[Items from a figure collection]

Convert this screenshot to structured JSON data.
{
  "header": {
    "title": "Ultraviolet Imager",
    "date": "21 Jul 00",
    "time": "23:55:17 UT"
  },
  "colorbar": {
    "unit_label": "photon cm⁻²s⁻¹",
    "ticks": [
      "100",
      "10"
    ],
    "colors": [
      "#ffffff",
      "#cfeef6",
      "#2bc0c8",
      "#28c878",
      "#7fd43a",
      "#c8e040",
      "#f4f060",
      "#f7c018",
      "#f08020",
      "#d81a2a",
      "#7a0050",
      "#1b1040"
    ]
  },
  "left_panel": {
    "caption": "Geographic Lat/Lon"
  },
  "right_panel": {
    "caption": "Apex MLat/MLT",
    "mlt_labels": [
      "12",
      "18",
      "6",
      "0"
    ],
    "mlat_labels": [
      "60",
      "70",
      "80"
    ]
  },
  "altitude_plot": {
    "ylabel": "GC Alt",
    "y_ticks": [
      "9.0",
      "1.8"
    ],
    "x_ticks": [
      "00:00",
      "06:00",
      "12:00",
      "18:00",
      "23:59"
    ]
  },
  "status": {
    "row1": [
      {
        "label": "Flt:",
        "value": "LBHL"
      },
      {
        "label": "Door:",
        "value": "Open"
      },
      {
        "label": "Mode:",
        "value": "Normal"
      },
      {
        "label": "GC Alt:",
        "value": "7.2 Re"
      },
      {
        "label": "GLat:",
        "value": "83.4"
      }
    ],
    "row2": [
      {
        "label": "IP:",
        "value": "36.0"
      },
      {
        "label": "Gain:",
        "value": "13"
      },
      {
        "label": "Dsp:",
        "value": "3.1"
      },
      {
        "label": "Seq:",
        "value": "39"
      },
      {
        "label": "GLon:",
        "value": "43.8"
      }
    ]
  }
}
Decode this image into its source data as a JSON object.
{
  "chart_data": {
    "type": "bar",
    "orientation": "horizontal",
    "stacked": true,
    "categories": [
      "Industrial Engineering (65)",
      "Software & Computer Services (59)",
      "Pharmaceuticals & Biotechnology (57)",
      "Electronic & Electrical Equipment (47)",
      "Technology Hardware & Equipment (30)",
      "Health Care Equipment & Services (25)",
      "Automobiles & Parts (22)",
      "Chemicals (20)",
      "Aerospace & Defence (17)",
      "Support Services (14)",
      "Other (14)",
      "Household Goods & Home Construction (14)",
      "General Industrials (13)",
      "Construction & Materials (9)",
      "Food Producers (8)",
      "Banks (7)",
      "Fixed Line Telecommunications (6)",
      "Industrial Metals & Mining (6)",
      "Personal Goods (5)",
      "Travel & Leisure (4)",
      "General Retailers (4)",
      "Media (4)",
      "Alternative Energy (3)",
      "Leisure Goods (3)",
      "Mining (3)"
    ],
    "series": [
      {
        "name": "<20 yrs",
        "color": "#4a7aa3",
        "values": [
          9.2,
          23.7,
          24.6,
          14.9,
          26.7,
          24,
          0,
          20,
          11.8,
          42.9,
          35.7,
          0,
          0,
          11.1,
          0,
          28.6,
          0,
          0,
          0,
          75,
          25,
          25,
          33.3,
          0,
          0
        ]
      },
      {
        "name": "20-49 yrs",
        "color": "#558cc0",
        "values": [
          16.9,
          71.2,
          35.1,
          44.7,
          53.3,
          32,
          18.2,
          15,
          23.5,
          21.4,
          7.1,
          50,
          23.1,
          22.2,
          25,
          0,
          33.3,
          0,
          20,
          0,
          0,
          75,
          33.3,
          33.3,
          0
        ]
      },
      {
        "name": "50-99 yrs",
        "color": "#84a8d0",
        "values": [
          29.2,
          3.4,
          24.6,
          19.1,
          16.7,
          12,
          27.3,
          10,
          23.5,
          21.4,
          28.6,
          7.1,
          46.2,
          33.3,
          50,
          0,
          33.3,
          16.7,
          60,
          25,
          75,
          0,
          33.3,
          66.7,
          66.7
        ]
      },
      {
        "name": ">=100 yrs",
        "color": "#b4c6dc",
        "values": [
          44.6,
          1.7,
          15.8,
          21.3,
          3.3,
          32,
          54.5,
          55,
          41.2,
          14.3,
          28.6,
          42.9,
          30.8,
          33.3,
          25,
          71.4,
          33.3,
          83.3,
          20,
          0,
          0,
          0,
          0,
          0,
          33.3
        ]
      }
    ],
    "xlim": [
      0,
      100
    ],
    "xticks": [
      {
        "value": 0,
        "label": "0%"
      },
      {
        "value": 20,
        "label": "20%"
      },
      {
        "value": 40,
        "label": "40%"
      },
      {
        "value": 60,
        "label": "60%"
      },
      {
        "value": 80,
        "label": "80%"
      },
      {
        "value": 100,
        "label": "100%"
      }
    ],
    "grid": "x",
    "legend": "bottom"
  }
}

# Task goal
Look through the material above. Copy each line where the word "Services" appears.

# Task solution
      "Software & Computer Services (59)",
      "Health Care Equipment & Services (25)",
      "Support Services (14)",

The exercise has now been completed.